What you need to do. Return every line below as is, leaving out the pictures.

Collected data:
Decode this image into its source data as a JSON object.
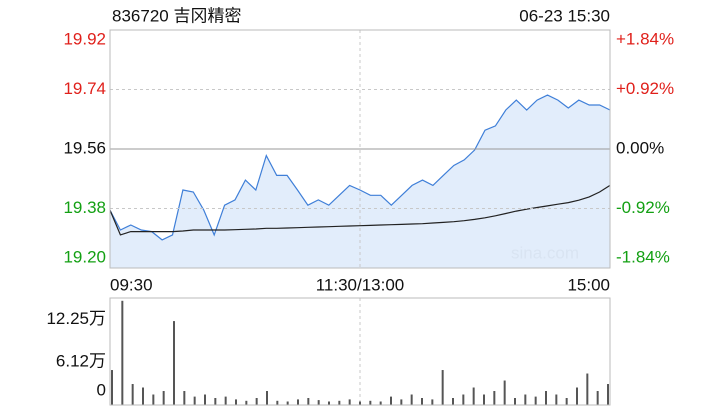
{
  "chart_data": [
    {
      "type": "line",
      "title": "836720 吉冈精密",
      "subtitle": "06-23 15:30",
      "watermark": "sina.com",
      "x": [
        0,
        5,
        10,
        15,
        20,
        25,
        30,
        35,
        40,
        45,
        50,
        55,
        60,
        65,
        70,
        75,
        80,
        85,
        90,
        95,
        100,
        105,
        110,
        115,
        120,
        125,
        130,
        135,
        140,
        145,
        150,
        155,
        160,
        165,
        170,
        175,
        180,
        185,
        190,
        195,
        200,
        205,
        210,
        215,
        220,
        225,
        230,
        235,
        240
      ],
      "xlim": [
        0,
        240
      ],
      "xticks": [
        {
          "value": 0,
          "label": "09:30"
        },
        {
          "value": 120,
          "label": "11:30/13:00"
        },
        {
          "value": 240,
          "label": "15:00"
        }
      ],
      "ylim": [
        19.2,
        19.92
      ],
      "yticks": [
        19.92,
        19.74,
        19.56,
        19.38,
        {
          "value": 19.2,
          "label": "19.20"
        }
      ],
      "y2lim": [
        -1.84,
        1.84
      ],
      "y2ticks": [
        {
          "value": 1.84,
          "label": "+1.84%"
        },
        {
          "value": 0.92,
          "label": "+0.92%"
        },
        {
          "value": 0,
          "label": "0.00%"
        },
        {
          "value": -0.92,
          "label": "-0.92%"
        },
        {
          "value": -1.84,
          "label": "-1.84%"
        }
      ],
      "up_color": "#e0201b",
      "down_color": "#13a013",
      "grid": true,
      "series": [
        {
          "color": "#3f7fd8",
          "fill": "#dbe8fa",
          "values": [
            19.375,
            19.315,
            19.33,
            19.315,
            19.31,
            19.285,
            19.3,
            19.436,
            19.43,
            19.375,
            19.3,
            19.39,
            19.406,
            19.466,
            19.436,
            19.54,
            19.48,
            19.48,
            19.436,
            19.39,
            19.406,
            19.39,
            19.42,
            19.45,
            19.436,
            19.42,
            19.42,
            19.39,
            19.42,
            19.45,
            19.466,
            19.45,
            19.48,
            19.51,
            19.527,
            19.557,
            19.617,
            19.63,
            19.678,
            19.708,
            19.678,
            19.708,
            19.723,
            19.708,
            19.684,
            19.708,
            19.693,
            19.693,
            19.678
          ]
        },
        {
          "color": "#222222",
          "values": [
            19.375,
            19.3,
            19.31,
            19.31,
            19.31,
            19.31,
            19.31,
            19.312,
            19.315,
            19.315,
            19.315,
            19.315,
            19.316,
            19.317,
            19.318,
            19.32,
            19.32,
            19.321,
            19.322,
            19.323,
            19.324,
            19.325,
            19.326,
            19.327,
            19.328,
            19.329,
            19.33,
            19.331,
            19.332,
            19.333,
            19.334,
            19.336,
            19.338,
            19.34,
            19.343,
            19.347,
            19.352,
            19.358,
            19.365,
            19.372,
            19.378,
            19.383,
            19.388,
            19.393,
            19.398,
            19.405,
            19.415,
            19.43,
            19.45
          ]
        }
      ]
    },
    {
      "type": "bar",
      "x": [
        0,
        5,
        10,
        15,
        20,
        25,
        30,
        35,
        40,
        45,
        50,
        55,
        60,
        65,
        70,
        75,
        80,
        85,
        90,
        95,
        100,
        105,
        110,
        115,
        120,
        125,
        130,
        135,
        140,
        145,
        150,
        155,
        160,
        165,
        170,
        175,
        180,
        185,
        190,
        195,
        200,
        205,
        210,
        215,
        220,
        225,
        230,
        235,
        240
      ],
      "xlim": [
        0,
        240
      ],
      "ylim": [
        0,
        15.3
      ],
      "yticks": [
        {
          "value": 12.25,
          "label": "12.25万"
        },
        {
          "value": 6.12,
          "label": "6.12万"
        },
        0
      ],
      "color": "#555555",
      "values": [
        5,
        14.9,
        3,
        2.5,
        1.5,
        2,
        12,
        2,
        1.2,
        1.5,
        1,
        1.2,
        0.8,
        0.6,
        1,
        2,
        0.6,
        0.5,
        0.8,
        1,
        0.7,
        0.5,
        0.6,
        0.8,
        0.5,
        0.6,
        0.5,
        1.2,
        0.8,
        1.5,
        1,
        0.8,
        5,
        1,
        1.5,
        2.5,
        1.5,
        2,
        3.5,
        1,
        1.5,
        1.2,
        2,
        1.5,
        1,
        2.5,
        4.5,
        2,
        3
      ]
    }
  ]
}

Full output.
Decode this image into its source data as a JSON object.
{
  "chart_data": [
    {
      "type": "line",
      "title": "836720 吉冈精密",
      "subtitle": "06-23 15:30",
      "watermark": "sina.com",
      "x": [
        0,
        5,
        10,
        15,
        20,
        25,
        30,
        35,
        40,
        45,
        50,
        55,
        60,
        65,
        70,
        75,
        80,
        85,
        90,
        95,
        100,
        105,
        110,
        115,
        120,
        125,
        130,
        135,
        140,
        145,
        150,
        155,
        160,
        165,
        170,
        175,
        180,
        185,
        190,
        195,
        200,
        205,
        210,
        215,
        220,
        225,
        230,
        235,
        240
      ],
      "xlim": [
        0,
        240
      ],
      "xticks": [
        {
          "value": 0,
          "label": "09:30"
        },
        {
          "value": 120,
          "label": "11:30/13:00"
        },
        {
          "value": 240,
          "label": "15:00"
        }
      ],
      "ylim": [
        19.2,
        19.92
      ],
      "yticks": [
        19.92,
        19.74,
        19.56,
        19.38,
        {
          "value": 19.2,
          "label": "19.20"
        }
      ],
      "y2lim": [
        -1.84,
        1.84
      ],
      "y2ticks": [
        {
          "value": 1.84,
          "label": "+1.84%"
        },
        {
          "value": 0.92,
          "label": "+0.92%"
        },
        {
          "value": 0,
          "label": "0.00%"
        },
        {
          "value": -0.92,
          "label": "-0.92%"
        },
        {
          "value": -1.84,
          "label": "-1.84%"
        }
      ],
      "up_color": "#e0201b",
      "down_color": "#13a013",
      "grid": true,
      "series": [
        {
          "color": "#3f7fd8",
          "fill": "#dbe8fa",
          "values": [
            19.375,
            19.315,
            19.33,
            19.315,
            19.31,
            19.285,
            19.3,
            19.436,
            19.43,
            19.375,
            19.3,
            19.39,
            19.406,
            19.466,
            19.436,
            19.54,
            19.48,
            19.48,
            19.436,
            19.39,
            19.406,
            19.39,
            19.42,
            19.45,
            19.436,
            19.42,
            19.42,
            19.39,
            19.42,
            19.45,
            19.466,
            19.45,
            19.48,
            19.51,
            19.527,
            19.557,
            19.617,
            19.63,
            19.678,
            19.708,
            19.678,
            19.708,
            19.723,
            19.708,
            19.684,
            19.708,
            19.693,
            19.693,
            19.678
          ]
        },
        {
          "color": "#222222",
          "values": [
            19.375,
            19.3,
            19.31,
            19.31,
            19.31,
            19.31,
            19.31,
            19.312,
            19.315,
            19.315,
            19.315,
            19.315,
            19.316,
            19.317,
            19.318,
            19.32,
            19.32,
            19.321,
            19.322,
            19.323,
            19.324,
            19.325,
            19.326,
            19.327,
            19.328,
            19.329,
            19.33,
            19.331,
            19.332,
            19.333,
            19.334,
            19.336,
            19.338,
            19.34,
            19.343,
            19.347,
            19.352,
            19.358,
            19.365,
            19.372,
            19.378,
            19.383,
            19.388,
            19.393,
            19.398,
            19.405,
            19.415,
            19.43,
            19.45
          ]
        }
      ]
    },
    {
      "type": "bar",
      "x": [
        0,
        5,
        10,
        15,
        20,
        25,
        30,
        35,
        40,
        45,
        50,
        55,
        60,
        65,
        70,
        75,
        80,
        85,
        90,
        95,
        100,
        105,
        110,
        115,
        120,
        125,
        130,
        135,
        140,
        145,
        150,
        155,
        160,
        165,
        170,
        175,
        180,
        185,
        190,
        195,
        200,
        205,
        210,
        215,
        220,
        225,
        230,
        235,
        240
      ],
      "xlim": [
        0,
        240
      ],
      "ylim": [
        0,
        15.3
      ],
      "yticks": [
        {
          "value": 12.25,
          "label": "12.25万"
        },
        {
          "value": 6.12,
          "label": "6.12万"
        },
        0
      ],
      "color": "#555555",
      "values": [
        5,
        14.9,
        3,
        2.5,
        1.5,
        2,
        12,
        2,
        1.2,
        1.5,
        1,
        1.2,
        0.8,
        0.6,
        1,
        2,
        0.6,
        0.5,
        0.8,
        1,
        0.7,
        0.5,
        0.6,
        0.8,
        0.5,
        0.6,
        0.5,
        1.2,
        0.8,
        1.5,
        1,
        0.8,
        5,
        1,
        1.5,
        2.5,
        1.5,
        2,
        3.5,
        1,
        1.5,
        1.2,
        2,
        1.5,
        1,
        2.5,
        4.5,
        2,
        3
      ]
    }
  ]
}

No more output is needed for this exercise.